> _Input_:
[start]
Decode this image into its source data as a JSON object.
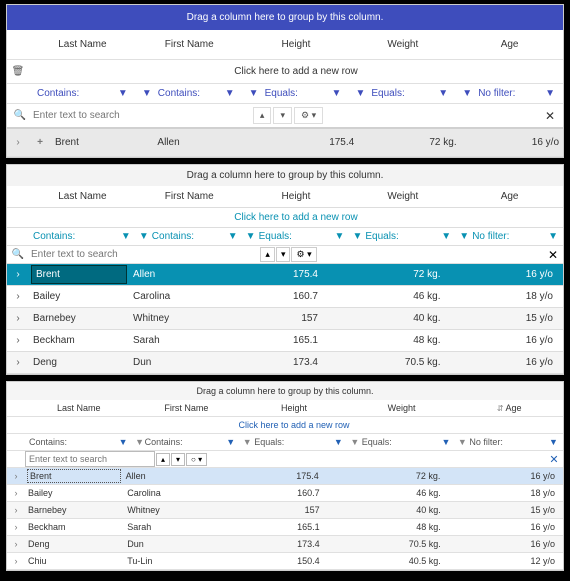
{
  "shared": {
    "group_hint": "Drag a column here to group by this column.",
    "add_row_hint": "Click here to add a new row",
    "search_placeholder": "Enter text to search",
    "columns": {
      "last_name": "Last Name",
      "first_name": "First Name",
      "height": "Height",
      "weight": "Weight",
      "age": "Age"
    },
    "filters": {
      "contains": "Contains:",
      "equals": "Equals:",
      "no_filter": "No filter:"
    },
    "icons": {
      "trash": "🗑",
      "search": "🔍",
      "filter": "▼",
      "chevron_right": "›",
      "chevron_down": "▾",
      "chevron_up": "▴",
      "plus": "+",
      "gear": "⚙",
      "circle": "○",
      "close": "✕",
      "sort": "⇵"
    }
  },
  "grid1": {
    "rows": [
      {
        "last_name": "Brent",
        "first_name": "Allen",
        "height": "175.4",
        "weight": "72 kg.",
        "age": "16 y/o"
      }
    ]
  },
  "grid2": {
    "rows": [
      {
        "last_name": "Brent",
        "first_name": "Allen",
        "height": "175.4",
        "weight": "72 kg.",
        "age": "16 y/o"
      },
      {
        "last_name": "Bailey",
        "first_name": "Carolina",
        "height": "160.7",
        "weight": "46 kg.",
        "age": "18 y/o"
      },
      {
        "last_name": "Barnebey",
        "first_name": "Whitney",
        "height": "157",
        "weight": "40 kg.",
        "age": "15 y/o"
      },
      {
        "last_name": "Beckham",
        "first_name": "Sarah",
        "height": "165.1",
        "weight": "48 kg.",
        "age": "16 y/o"
      },
      {
        "last_name": "Deng",
        "first_name": "Dun",
        "height": "173.4",
        "weight": "70.5 kg.",
        "age": "16 y/o"
      }
    ]
  },
  "grid3": {
    "rows": [
      {
        "last_name": "Brent",
        "first_name": "Allen",
        "height": "175.4",
        "weight": "72 kg.",
        "age": "16 y/o"
      },
      {
        "last_name": "Bailey",
        "first_name": "Carolina",
        "height": "160.7",
        "weight": "46 kg.",
        "age": "18 y/o"
      },
      {
        "last_name": "Barnebey",
        "first_name": "Whitney",
        "height": "157",
        "weight": "40 kg.",
        "age": "15 y/o"
      },
      {
        "last_name": "Beckham",
        "first_name": "Sarah",
        "height": "165.1",
        "weight": "48 kg.",
        "age": "16 y/o"
      },
      {
        "last_name": "Deng",
        "first_name": "Dun",
        "height": "173.4",
        "weight": "70.5 kg.",
        "age": "16 y/o"
      },
      {
        "last_name": "Chiu",
        "first_name": "Tu-Lin",
        "height": "150.4",
        "weight": "40.5 kg.",
        "age": "12 y/o"
      }
    ]
  }
}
[end]
> _Problem_: Make an exact copy of the records above, with the pictures left out.

> _Result for this exercise_:
Decode this image into its source data as a JSON object.
{
  "shared": {
    "group_hint": "Drag a column here to group by this column.",
    "add_row_hint": "Click here to add a new row",
    "search_placeholder": "Enter text to search",
    "columns": {
      "last_name": "Last Name",
      "first_name": "First Name",
      "height": "Height",
      "weight": "Weight",
      "age": "Age"
    },
    "filters": {
      "contains": "Contains:",
      "equals": "Equals:",
      "no_filter": "No filter:"
    },
    "icons": {
      "trash": "🗑",
      "search": "🔍",
      "filter": "▼",
      "chevron_right": "›",
      "chevron_down": "▾",
      "chevron_up": "▴",
      "plus": "+",
      "gear": "⚙",
      "circle": "○",
      "close": "✕",
      "sort": "⇵"
    }
  },
  "grid1": {
    "rows": [
      {
        "last_name": "Brent",
        "first_name": "Allen",
        "height": "175.4",
        "weight": "72 kg.",
        "age": "16 y/o"
      }
    ]
  },
  "grid2": {
    "rows": [
      {
        "last_name": "Brent",
        "first_name": "Allen",
        "height": "175.4",
        "weight": "72 kg.",
        "age": "16 y/o"
      },
      {
        "last_name": "Bailey",
        "first_name": "Carolina",
        "height": "160.7",
        "weight": "46 kg.",
        "age": "18 y/o"
      },
      {
        "last_name": "Barnebey",
        "first_name": "Whitney",
        "height": "157",
        "weight": "40 kg.",
        "age": "15 y/o"
      },
      {
        "last_name": "Beckham",
        "first_name": "Sarah",
        "height": "165.1",
        "weight": "48 kg.",
        "age": "16 y/o"
      },
      {
        "last_name": "Deng",
        "first_name": "Dun",
        "height": "173.4",
        "weight": "70.5 kg.",
        "age": "16 y/o"
      }
    ]
  },
  "grid3": {
    "rows": [
      {
        "last_name": "Brent",
        "first_name": "Allen",
        "height": "175.4",
        "weight": "72 kg.",
        "age": "16 y/o"
      },
      {
        "last_name": "Bailey",
        "first_name": "Carolina",
        "height": "160.7",
        "weight": "46 kg.",
        "age": "18 y/o"
      },
      {
        "last_name": "Barnebey",
        "first_name": "Whitney",
        "height": "157",
        "weight": "40 kg.",
        "age": "15 y/o"
      },
      {
        "last_name": "Beckham",
        "first_name": "Sarah",
        "height": "165.1",
        "weight": "48 kg.",
        "age": "16 y/o"
      },
      {
        "last_name": "Deng",
        "first_name": "Dun",
        "height": "173.4",
        "weight": "70.5 kg.",
        "age": "16 y/o"
      },
      {
        "last_name": "Chiu",
        "first_name": "Tu-Lin",
        "height": "150.4",
        "weight": "40.5 kg.",
        "age": "12 y/o"
      }
    ]
  }
}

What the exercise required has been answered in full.